What to produce:
From the data below, return verbatim the lines between the line containing "TAGLIA (17, 402, 688, 423)" and the line containing "size-cell: 8-10 (87, 319, 190, 337)", both inclusive.
-------- Data to use
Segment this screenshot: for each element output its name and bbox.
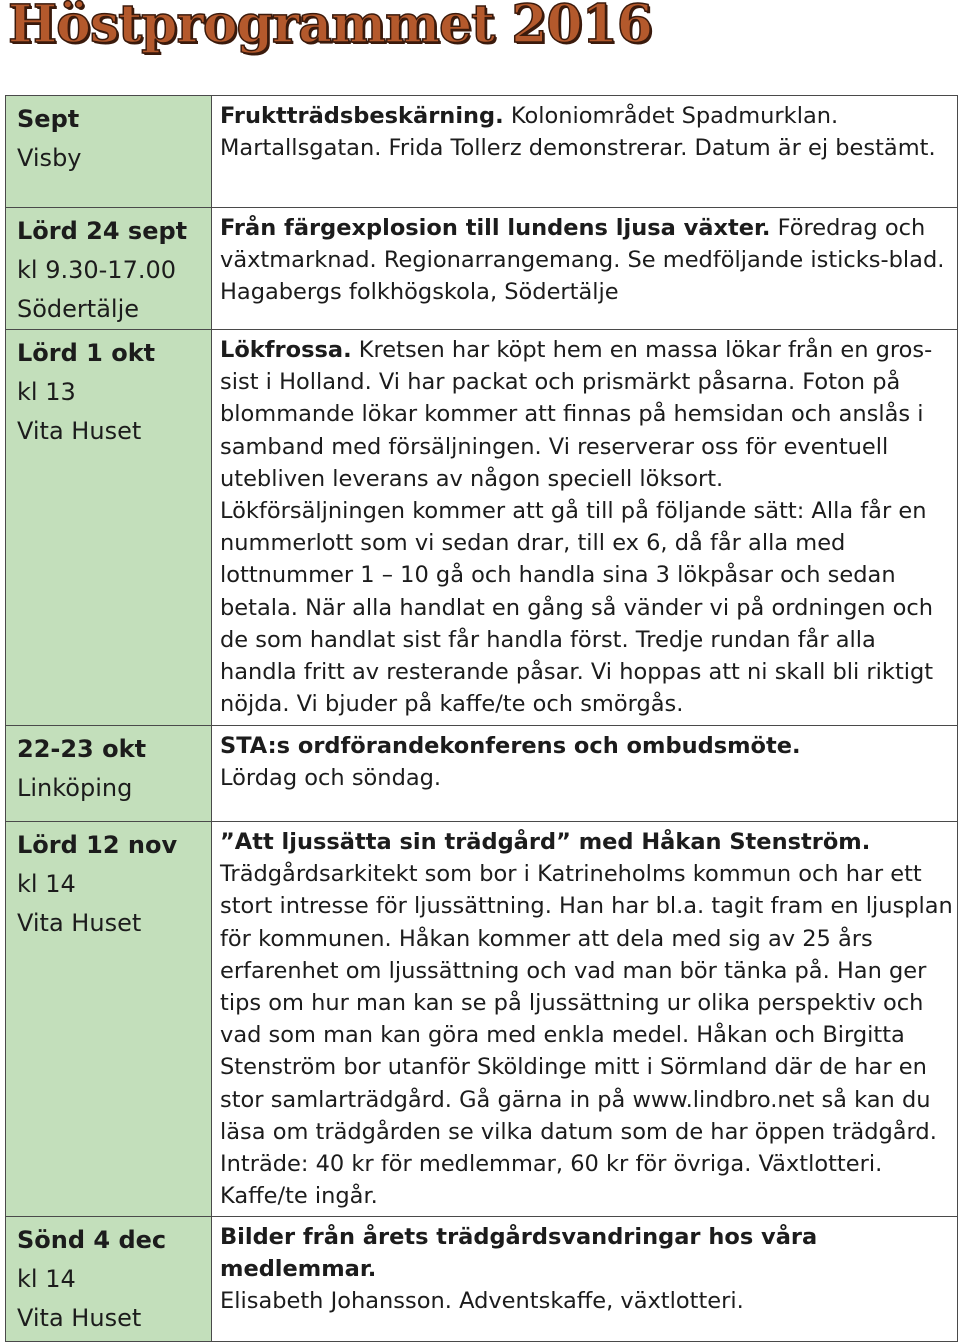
- event-description: [212, 822, 958, 1217]
- event-heading: STA:s ordförandekonferens och ombudsmöte.: [220, 733, 801, 759]
- event-heading: Lökfrossa.: [220, 337, 352, 363]
- event-description: [212, 330, 958, 726]
- event-date-cell: [6, 208, 212, 330]
- event-text: Lördag och söndag.: [220, 765, 442, 792]
- event-date-cell: [6, 96, 212, 208]
- event-date-cell: [6, 822, 212, 1217]
- event-place: Linköping: [17, 774, 133, 802]
- event-row-24-sept: [6, 208, 958, 330]
- schedule-table: [5, 95, 958, 1342]
- event-description: [212, 1217, 958, 1342]
- event-text: Kretsen har köpt hem en massa lökar från en gros-sist i Holland. Vi har packat och prismärkt påsarna. Foton på blommande lökar kommer att finnas på hemsidan och anslås i samband med försäljningen. Vi reserverar oss för eventuell utebliven leverans av någon speciell löksort.: [220, 337, 933, 492]
- event-date: Lörd 12 nov: [17, 831, 178, 859]
- event-text: Trädgårdsarkitekt som bor i Katrineholms kommun och har ett stort intresse för ljussättning. Han har bl.a. tagit fram en ljusplan för kommunen. Håkan kommer att dela med sig av 25 års erfarenhet om ljussättning och vad man bör tänka på. Han ger tips om hur man kan se på ljussättning ur olika perspektiv och vad som man kan göra med enkla medel. Håkan och Birgitta Stenström bor utanför Sköldinge mitt i Sörmland där de har en stor samlarträdgård. Gå gärna in på www.lindbro.net så kan du läsa om trädgården se vilka datum som de har öppen trädgård. Inträde: 40 kr för medlemmar, 60 kr för övriga. Växtlotteri. Kaffe/te ingår.: [220, 861, 953, 1210]
- event-text: Lökförsäljningen kommer att gå till på följande sätt: Alla får en nummerlott som vi sedan drar, till ex 6, då får alla med lottnummer 1 – 10 gå och handla sina 3 lökpåsar och sedan betala. När alla handlat en gång så vänder vi på ordningen och de som handlat sist får handla först. Tredje rundan får alla handla fritt av resterande påsar. Vi hoppas att ni skall bli riktigt nöjda. Vi bjuder på kaffe/te och smörgås.: [220, 498, 934, 718]
- event-date: Lörd 24 sept: [17, 217, 188, 245]
- event-time: kl 13: [17, 378, 76, 406]
- event-description: [212, 96, 958, 208]
- event-place: Vita Huset: [17, 417, 142, 445]
- event-description: [212, 726, 958, 822]
- event-date: 22-23 okt: [17, 735, 147, 763]
- event-heading: Fruktträdsbeskärning.: [220, 103, 504, 129]
- event-time: kl 14: [17, 870, 76, 898]
- event-text: Elisabeth Johansson. Adventskaffe, växtlotteri.: [220, 1288, 744, 1315]
- event-heading: ”Att ljussätta sin trädgård” med Håkan Stenström.: [220, 829, 871, 855]
- event-date-cell: [6, 1217, 212, 1342]
- event-time: kl 14: [17, 1265, 76, 1293]
- page-title: Höstprogrammet 2016: [8, 0, 652, 55]
- event-row-4-dec: [6, 1217, 958, 1342]
- event-place: Visby: [17, 144, 82, 172]
- event-text: Föredrag och växtmarknad. Regionarrangemang. Se medföljande isticks-blad. Hagabergs folkhögskola, Södertälje: [220, 215, 945, 306]
- event-place: Vita Huset: [17, 909, 142, 937]
- event-heading: Bilder från årets trädgårdsvandringar hos våra medlemmar.: [220, 1224, 818, 1283]
- event-place: Södertälje: [17, 295, 140, 323]
- event-place: Vita Huset: [17, 1304, 142, 1332]
- event-time: kl 9.30-17.00: [17, 256, 176, 284]
- event-row-sept: [6, 96, 958, 208]
- event-text: Koloniområdet Spadmurklan. Martallsgatan. Frida Tollerz demonstrerar. Datum är ej bestämt.: [220, 103, 936, 162]
- event-row-1-okt: [6, 330, 958, 726]
- event-description: [212, 208, 958, 330]
- event-date: Sept: [17, 105, 80, 133]
- event-date: Lörd 1 okt: [17, 339, 156, 367]
- event-heading: Från färgexplosion till lundens ljusa växter.: [220, 215, 771, 241]
- event-date-cell: [6, 330, 212, 726]
- event-date: Sönd 4 dec: [17, 1226, 167, 1254]
- event-row-22-23-okt: [6, 726, 958, 822]
- event-date-cell: [6, 726, 212, 822]
- event-row-12-nov: [6, 822, 958, 1217]
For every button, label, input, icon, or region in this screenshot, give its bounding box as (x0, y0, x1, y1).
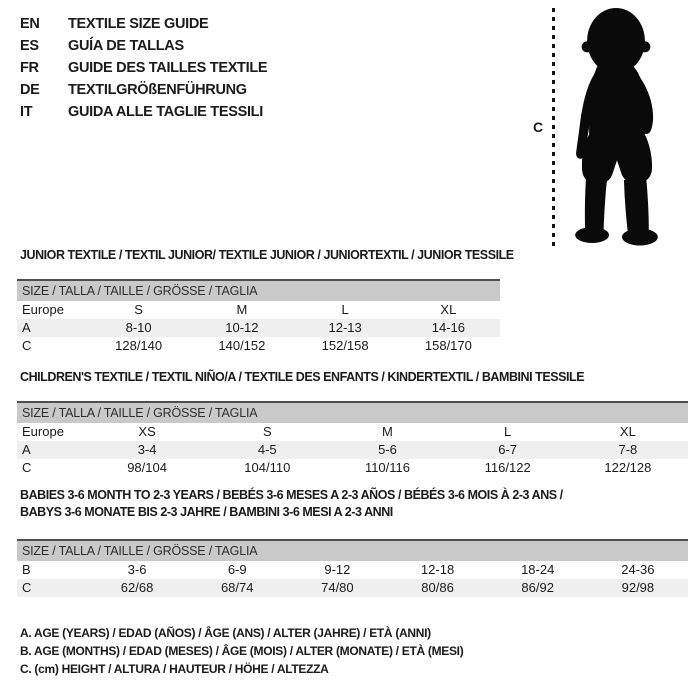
table-size-header: SIZE / TALLA / TAILLE / GRÖSSE / TAGLIA (17, 402, 688, 423)
size-cell: 128/140 (115, 338, 163, 353)
section-title (20, 487, 688, 521)
size-cell: 12-18 (420, 562, 455, 577)
size-cell: 10-12 (190, 319, 293, 337)
language-code: DE (20, 82, 40, 98)
toddler-silhouette-icon (561, 5, 671, 248)
section-title-line: BABYS 3-6 MONATE BIS 2-3 JAHRE / BAMBINI 3-6 MESI A 2-3 ANNI (20, 505, 393, 519)
size-cell: 140/152 (218, 338, 266, 353)
size-cell: 110/116 (364, 460, 410, 475)
row-label: B (22, 562, 31, 577)
size-cell: 74/80 (287, 579, 387, 597)
table-size-header: SIZE / TALLA / TAILLE / GRÖSSE / TAGLIA (17, 280, 500, 301)
size-cell: 104/110 (244, 460, 291, 475)
section-title-line: JUNIOR TEXTILE / TEXTIL JUNIOR/ TEXTILE JUNIOR / JUNIORTEXTIL / JUNIOR TESSILE (20, 248, 514, 262)
footnote-line: A. AGE (YEARS) / EDAD (AÑOS) / ÂGE (ANS) / ALTER (JAHRE) / ETÀ (ANNI) (20, 626, 431, 640)
size-cell: 18-24 (521, 562, 555, 577)
size-section-babies (17, 487, 688, 597)
height-figure (525, 5, 685, 250)
size-cell: M (382, 424, 393, 439)
row-label: Europe (22, 424, 64, 439)
size-cell: 3-4 (87, 441, 207, 459)
language-row (20, 79, 267, 101)
size-section-children (17, 369, 688, 477)
size-cell: 68/74 (187, 579, 287, 597)
size-cell: L (504, 424, 512, 439)
row-label: C (17, 579, 87, 597)
language-row (20, 13, 267, 35)
size-cell: L (341, 302, 349, 317)
size-cell: 80/86 (387, 579, 487, 597)
size-cell: 9-12 (324, 562, 351, 577)
table-row (17, 319, 500, 337)
table-row (17, 459, 688, 477)
language-title-list (20, 13, 267, 123)
size-cell: 8-10 (87, 319, 190, 337)
size-cell: 86/92 (488, 579, 588, 597)
table-row (17, 301, 500, 319)
language-row (20, 35, 267, 57)
size-cell: S (134, 302, 143, 317)
size-cell: XS (138, 424, 156, 439)
row-label: Europe (22, 302, 64, 317)
row-label: A (17, 441, 87, 459)
section-title (20, 369, 688, 386)
size-cell: 6-9 (227, 562, 247, 577)
size-cell: 5-6 (327, 441, 447, 459)
size-cell: XL (619, 424, 636, 439)
table-size-header: SIZE / TALLA / TAILLE / GRÖSSE / TAGLIA (17, 540, 688, 561)
language-code: EN (20, 16, 40, 32)
size-section-junior (17, 247, 514, 355)
footnotes (20, 624, 463, 678)
size-cell: 152/158 (321, 338, 369, 353)
row-label: C (22, 460, 32, 475)
row-label: A (17, 319, 87, 337)
size-cell: M (236, 302, 248, 317)
size-cell: S (262, 424, 272, 439)
size-cell: XL (440, 302, 457, 317)
section-title (20, 247, 514, 264)
footnote-line: B. AGE (MONTHS) / EDAD (MESES) / ÂGE (MOIS) / ALTER (MONATE) / ETÀ (MESI) (20, 644, 464, 658)
height-measure-label: C (533, 119, 544, 135)
language-code: IT (20, 104, 33, 120)
table-row (17, 441, 688, 459)
language-row (20, 101, 267, 123)
language-title: TEXTILGRÖßENFÜHRUNG (68, 82, 247, 98)
size-cell: 62/68 (87, 579, 187, 597)
section-title-line: BABIES 3-6 MONTH TO 2-3 YEARS / BEBÉS 3-6 MESES A 2-3 AÑOS / BÉBÉS 3-6 MOIS À 2-3 ANS / (20, 488, 563, 502)
size-cell: 14-16 (397, 319, 500, 337)
size-cell: 122/128 (604, 460, 652, 475)
language-code: ES (20, 38, 39, 54)
language-row (20, 57, 267, 79)
row-label: C (22, 338, 32, 353)
height-dotted-line (552, 8, 555, 248)
size-cell: 98/104 (127, 460, 167, 475)
size-cell: 92/98 (588, 579, 688, 597)
table-row (17, 561, 688, 579)
size-cell: 158/170 (424, 338, 472, 353)
size-cell: 4-5 (207, 441, 327, 459)
table-header-row (17, 540, 688, 561)
footnote-line: C. (cm) HEIGHT / ALTURA / HAUTEUR / HÖHE / ALTEZZA (20, 662, 329, 676)
size-table (17, 401, 688, 477)
size-cell: 6-7 (448, 441, 568, 459)
language-title: TEXTILE SIZE GUIDE (68, 16, 209, 32)
language-code: FR (20, 60, 39, 76)
size-cell: 12-13 (294, 319, 397, 337)
language-title: GUIDA ALLE TAGLIE TESSILI (68, 104, 263, 120)
table-row (17, 337, 500, 355)
table-row (17, 579, 688, 597)
table-header-row (17, 402, 688, 423)
language-title: GUIDE DES TAILLES TEXTILE (68, 60, 268, 76)
size-cell: 3-6 (127, 562, 147, 577)
size-cell: 116/122 (484, 460, 531, 475)
table-header-row (17, 280, 500, 301)
language-title: GUÍA DE TALLAS (68, 38, 184, 54)
size-cell: 7-8 (568, 441, 688, 459)
table-row (17, 423, 688, 441)
section-title-line: CHILDREN'S TEXTILE / TEXTIL NIÑO/A / TEXTILE DES ENFANTS / KINDERTEXTIL / BAMBINI TESSILE (20, 370, 585, 384)
size-table (17, 279, 500, 355)
size-cell: 24-36 (621, 562, 655, 577)
size-table (17, 539, 688, 597)
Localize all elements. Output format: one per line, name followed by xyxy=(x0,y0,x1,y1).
----------------
Task answer:
table-size-header: SIZE / TALLA / TAILLE / GRÖSSE / TAGLIA (17, 402, 688, 423)
size-cell: 128/140 (115, 338, 163, 353)
section-title (20, 487, 688, 521)
size-cell: 12-18 (420, 562, 455, 577)
size-cell: 10-12 (190, 319, 293, 337)
language-code: DE (20, 82, 40, 98)
toddler-silhouette-icon (561, 5, 671, 248)
section-title-line: BABYS 3-6 MONATE BIS 2-3 JAHRE / BAMBINI 3-6 MESI A 2-3 ANNI (20, 505, 393, 519)
size-cell: 140/152 (218, 338, 266, 353)
size-cell: 110/116 (364, 460, 410, 475)
row-label: B (22, 562, 31, 577)
size-cell: 74/80 (287, 579, 387, 597)
table-size-header: SIZE / TALLA / TAILLE / GRÖSSE / TAGLIA (17, 280, 500, 301)
size-cell: 104/110 (244, 460, 291, 475)
section-title-line: JUNIOR TEXTILE / TEXTIL JUNIOR/ TEXTILE JUNIOR / JUNIORTEXTIL / JUNIOR TESSILE (20, 248, 514, 262)
footnote-line: A. AGE (YEARS) / EDAD (AÑOS) / ÂGE (ANS) / ALTER (JAHRE) / ETÀ (ANNI) (20, 626, 431, 640)
size-cell: 18-24 (521, 562, 555, 577)
size-section-babies (17, 487, 688, 597)
height-figure (525, 5, 685, 250)
size-cell: M (382, 424, 393, 439)
row-label: Europe (22, 424, 64, 439)
size-cell: 3-4 (87, 441, 207, 459)
language-row (20, 79, 267, 101)
size-section-children (17, 369, 688, 477)
size-cell: 68/74 (187, 579, 287, 597)
size-cell: L (504, 424, 512, 439)
row-label: C (17, 579, 87, 597)
language-row (20, 13, 267, 35)
size-cell: L (341, 302, 349, 317)
size-cell: 80/86 (387, 579, 487, 597)
size-cell: 9-12 (324, 562, 351, 577)
table-row (17, 319, 500, 337)
table-row (17, 459, 688, 477)
language-title-list (20, 13, 267, 123)
size-cell: 8-10 (87, 319, 190, 337)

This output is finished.